### What to do
Pull every line holding the string "square" from the records below.

— Start of Extracted data —

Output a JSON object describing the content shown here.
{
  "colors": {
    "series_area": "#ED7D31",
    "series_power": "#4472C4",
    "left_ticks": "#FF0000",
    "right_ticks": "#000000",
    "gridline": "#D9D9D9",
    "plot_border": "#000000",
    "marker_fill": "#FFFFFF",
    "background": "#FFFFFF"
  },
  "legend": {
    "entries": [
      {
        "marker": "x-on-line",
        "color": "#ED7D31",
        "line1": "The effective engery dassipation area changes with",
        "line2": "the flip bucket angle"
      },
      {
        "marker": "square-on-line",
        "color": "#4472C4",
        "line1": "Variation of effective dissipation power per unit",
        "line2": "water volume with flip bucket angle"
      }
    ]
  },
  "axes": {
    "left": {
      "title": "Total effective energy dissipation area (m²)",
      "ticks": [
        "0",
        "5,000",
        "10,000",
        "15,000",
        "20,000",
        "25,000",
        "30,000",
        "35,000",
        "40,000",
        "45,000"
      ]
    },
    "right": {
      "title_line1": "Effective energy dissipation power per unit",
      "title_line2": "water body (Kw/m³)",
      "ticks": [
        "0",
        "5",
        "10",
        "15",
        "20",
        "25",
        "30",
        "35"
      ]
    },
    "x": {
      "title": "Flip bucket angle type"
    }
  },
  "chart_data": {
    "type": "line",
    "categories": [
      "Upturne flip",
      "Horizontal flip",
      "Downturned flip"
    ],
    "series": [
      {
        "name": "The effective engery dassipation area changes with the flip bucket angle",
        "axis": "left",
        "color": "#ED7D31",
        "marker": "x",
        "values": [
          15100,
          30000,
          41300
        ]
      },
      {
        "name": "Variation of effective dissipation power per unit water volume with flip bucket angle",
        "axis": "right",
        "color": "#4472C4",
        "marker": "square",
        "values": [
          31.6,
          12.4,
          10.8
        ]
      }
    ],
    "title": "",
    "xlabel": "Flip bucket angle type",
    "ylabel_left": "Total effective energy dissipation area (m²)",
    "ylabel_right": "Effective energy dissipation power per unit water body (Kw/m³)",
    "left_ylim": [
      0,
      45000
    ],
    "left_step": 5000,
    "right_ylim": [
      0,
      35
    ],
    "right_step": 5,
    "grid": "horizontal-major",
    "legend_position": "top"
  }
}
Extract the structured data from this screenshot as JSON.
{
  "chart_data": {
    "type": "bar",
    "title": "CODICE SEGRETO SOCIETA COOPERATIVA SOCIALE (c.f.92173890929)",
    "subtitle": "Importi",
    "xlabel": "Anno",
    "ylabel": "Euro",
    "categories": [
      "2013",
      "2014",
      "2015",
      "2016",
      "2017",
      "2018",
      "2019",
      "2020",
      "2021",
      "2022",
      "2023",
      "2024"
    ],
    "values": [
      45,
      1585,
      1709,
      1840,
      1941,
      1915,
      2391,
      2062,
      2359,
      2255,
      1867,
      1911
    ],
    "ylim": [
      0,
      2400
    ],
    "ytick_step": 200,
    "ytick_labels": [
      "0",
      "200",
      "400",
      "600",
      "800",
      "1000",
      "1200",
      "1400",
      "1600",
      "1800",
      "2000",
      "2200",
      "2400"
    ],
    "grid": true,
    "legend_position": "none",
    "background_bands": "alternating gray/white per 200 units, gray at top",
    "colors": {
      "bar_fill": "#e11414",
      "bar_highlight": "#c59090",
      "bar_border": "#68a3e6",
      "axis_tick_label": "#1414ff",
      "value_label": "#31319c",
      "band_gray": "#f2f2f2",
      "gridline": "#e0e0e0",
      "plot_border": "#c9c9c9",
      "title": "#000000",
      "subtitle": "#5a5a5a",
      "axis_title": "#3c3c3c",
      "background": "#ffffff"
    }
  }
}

— End of Extracted data —

### Task result
        "marker": "square-on-line",
        "marker": "square",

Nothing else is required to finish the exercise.